Required task - Quote the listing below in its entirety, omitting every image.

[start Data for this exercise]

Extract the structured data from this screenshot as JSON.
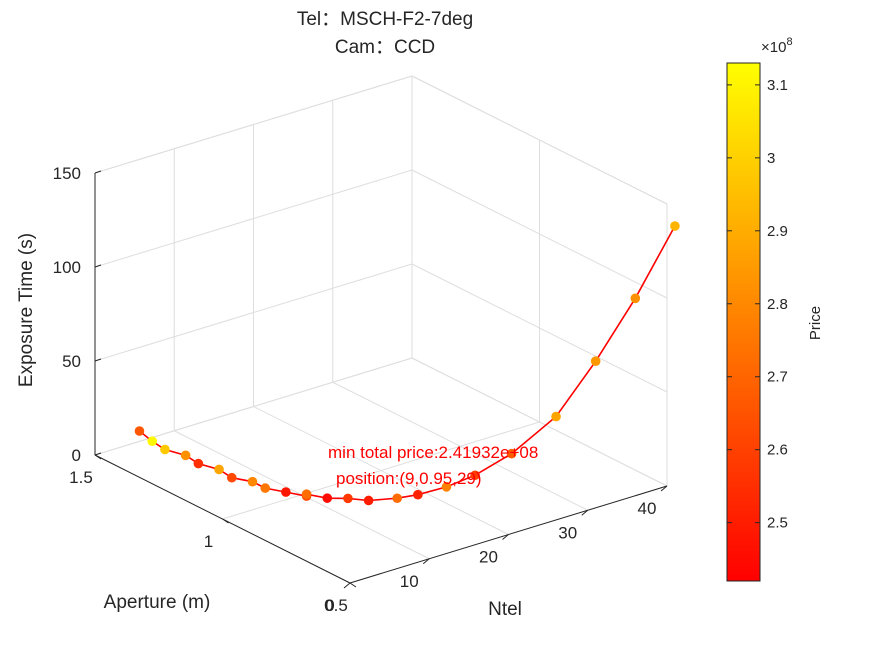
{
  "chart_data": {
    "type": "line3d-scatter",
    "title_lines": [
      "Tel：MSCH-F2-7deg",
      "Cam：CCD"
    ],
    "xlabel": "Ntel",
    "ylabel": "Aperture (m)",
    "zlabel": "Exposure Time (s)",
    "xlim": [
      0,
      40
    ],
    "ylim": [
      0.5,
      1.5
    ],
    "zlim": [
      0,
      150
    ],
    "x_ticks": [
      "0",
      "10",
      "20",
      "30",
      "40"
    ],
    "y_ticks": [
      "0.5",
      "1",
      "1.5"
    ],
    "z_ticks": [
      "0",
      "50",
      "100",
      "150"
    ],
    "line_color": "#ff0000",
    "grid": true,
    "colorbar": {
      "label": "Price",
      "exponent_text": "×10",
      "exponent_power": "8",
      "range": [
        2.42,
        3.13
      ],
      "ticks": [
        "2.5",
        "2.6",
        "2.7",
        "2.8",
        "2.9",
        "3",
        "3.1"
      ],
      "colormap": "autumn",
      "color_low": "#ff0000",
      "color_high": "#ffff00"
    },
    "points": [
      {
        "ntel": 4,
        "aperture": 1.45,
        "exposure": 11,
        "price": 2.66
      },
      {
        "ntel": 4,
        "aperture": 1.4,
        "exposure": 9,
        "price": 3.11
      },
      {
        "ntel": 4,
        "aperture": 1.35,
        "exposure": 8,
        "price": 2.98
      },
      {
        "ntel": 5,
        "aperture": 1.3,
        "exposure": 7,
        "price": 2.82
      },
      {
        "ntel": 5,
        "aperture": 1.25,
        "exposure": 6,
        "price": 2.55
      },
      {
        "ntel": 6,
        "aperture": 1.2,
        "exposure": 5,
        "price": 2.88
      },
      {
        "ntel": 6,
        "aperture": 1.15,
        "exposure": 4,
        "price": 2.62
      },
      {
        "ntel": 7,
        "aperture": 1.1,
        "exposure": 4,
        "price": 2.8
      },
      {
        "ntel": 7,
        "aperture": 1.05,
        "exposure": 4,
        "price": 2.75
      },
      {
        "ntel": 8,
        "aperture": 1.0,
        "exposure": 4,
        "price": 2.48
      },
      {
        "ntel": 9,
        "aperture": 0.95,
        "exposure": 4,
        "price": 2.62
      },
      {
        "ntel": 9,
        "aperture": 0.95,
        "exposure": 5,
        "price": 2.72
      },
      {
        "ntel": 10,
        "aperture": 0.9,
        "exposure": 5,
        "price": 2.45
      },
      {
        "ntel": 11,
        "aperture": 0.85,
        "exposure": 7,
        "price": 2.58
      },
      {
        "ntel": 12,
        "aperture": 0.8,
        "exposure": 8,
        "price": 2.5
      },
      {
        "ntel": 14,
        "aperture": 0.75,
        "exposure": 10,
        "price": 2.72
      },
      {
        "ntel": 15,
        "aperture": 0.7,
        "exposure": 14,
        "price": 2.52
      },
      {
        "ntel": 17,
        "aperture": 0.65,
        "exposure": 19,
        "price": 2.78
      },
      {
        "ntel": 19,
        "aperture": 0.6,
        "exposure": 26,
        "price": 2.6
      },
      {
        "ntel": 22,
        "aperture": 0.55,
        "exposure": 37,
        "price": 2.68
      },
      {
        "ntel": 26,
        "aperture": 0.5,
        "exposure": 55,
        "price": 2.88
      },
      {
        "ntel": 31,
        "aperture": 0.5,
        "exposure": 78,
        "price": 2.84
      },
      {
        "ntel": 36,
        "aperture": 0.5,
        "exposure": 105,
        "price": 2.82
      },
      {
        "ntel": 41,
        "aperture": 0.5,
        "exposure": 137,
        "price": 2.92
      }
    ],
    "annotation": {
      "line1": "min total price:2.41932e+08",
      "line2": "position:(9,0.95,29)",
      "color": "#ff0000"
    }
  }
}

[end Data for this exercise]

Answer to this task -
Extract the structured data from this screenshot as JSON.
{
  "chart_data": {
    "type": "line3d-scatter",
    "title_lines": [
      "Tel：MSCH-F2-7deg",
      "Cam：CCD"
    ],
    "xlabel": "Ntel",
    "ylabel": "Aperture (m)",
    "zlabel": "Exposure Time (s)",
    "xlim": [
      0,
      40
    ],
    "ylim": [
      0.5,
      1.5
    ],
    "zlim": [
      0,
      150
    ],
    "x_ticks": [
      "0",
      "10",
      "20",
      "30",
      "40"
    ],
    "y_ticks": [
      "0.5",
      "1",
      "1.5"
    ],
    "z_ticks": [
      "0",
      "50",
      "100",
      "150"
    ],
    "line_color": "#ff0000",
    "grid": true,
    "colorbar": {
      "label": "Price",
      "exponent_text": "×10",
      "exponent_power": "8",
      "range": [
        2.42,
        3.13
      ],
      "ticks": [
        "2.5",
        "2.6",
        "2.7",
        "2.8",
        "2.9",
        "3",
        "3.1"
      ],
      "colormap": "autumn",
      "color_low": "#ff0000",
      "color_high": "#ffff00"
    },
    "points": [
      {
        "ntel": 4,
        "aperture": 1.45,
        "exposure": 11,
        "price": 2.66
      },
      {
        "ntel": 4,
        "aperture": 1.4,
        "exposure": 9,
        "price": 3.11
      },
      {
        "ntel": 4,
        "aperture": 1.35,
        "exposure": 8,
        "price": 2.98
      },
      {
        "ntel": 5,
        "aperture": 1.3,
        "exposure": 7,
        "price": 2.82
      },
      {
        "ntel": 5,
        "aperture": 1.25,
        "exposure": 6,
        "price": 2.55
      },
      {
        "ntel": 6,
        "aperture": 1.2,
        "exposure": 5,
        "price": 2.88
      },
      {
        "ntel": 6,
        "aperture": 1.15,
        "exposure": 4,
        "price": 2.62
      },
      {
        "ntel": 7,
        "aperture": 1.1,
        "exposure": 4,
        "price": 2.8
      },
      {
        "ntel": 7,
        "aperture": 1.05,
        "exposure": 4,
        "price": 2.75
      },
      {
        "ntel": 8,
        "aperture": 1.0,
        "exposure": 4,
        "price": 2.48
      },
      {
        "ntel": 9,
        "aperture": 0.95,
        "exposure": 4,
        "price": 2.62
      },
      {
        "ntel": 9,
        "aperture": 0.95,
        "exposure": 5,
        "price": 2.72
      },
      {
        "ntel": 10,
        "aperture": 0.9,
        "exposure": 5,
        "price": 2.45
      },
      {
        "ntel": 11,
        "aperture": 0.85,
        "exposure": 7,
        "price": 2.58
      },
      {
        "ntel": 12,
        "aperture": 0.8,
        "exposure": 8,
        "price": 2.5
      },
      {
        "ntel": 14,
        "aperture": 0.75,
        "exposure": 10,
        "price": 2.72
      },
      {
        "ntel": 15,
        "aperture": 0.7,
        "exposure": 14,
        "price": 2.52
      },
      {
        "ntel": 17,
        "aperture": 0.65,
        "exposure": 19,
        "price": 2.78
      },
      {
        "ntel": 19,
        "aperture": 0.6,
        "exposure": 26,
        "price": 2.6
      },
      {
        "ntel": 22,
        "aperture": 0.55,
        "exposure": 37,
        "price": 2.68
      },
      {
        "ntel": 26,
        "aperture": 0.5,
        "exposure": 55,
        "price": 2.88
      },
      {
        "ntel": 31,
        "aperture": 0.5,
        "exposure": 78,
        "price": 2.84
      },
      {
        "ntel": 36,
        "aperture": 0.5,
        "exposure": 105,
        "price": 2.82
      },
      {
        "ntel": 41,
        "aperture": 0.5,
        "exposure": 137,
        "price": 2.92
      }
    ],
    "annotation": {
      "line1": "min total price:2.41932e+08",
      "line2": "position:(9,0.95,29)",
      "color": "#ff0000"
    }
  }
}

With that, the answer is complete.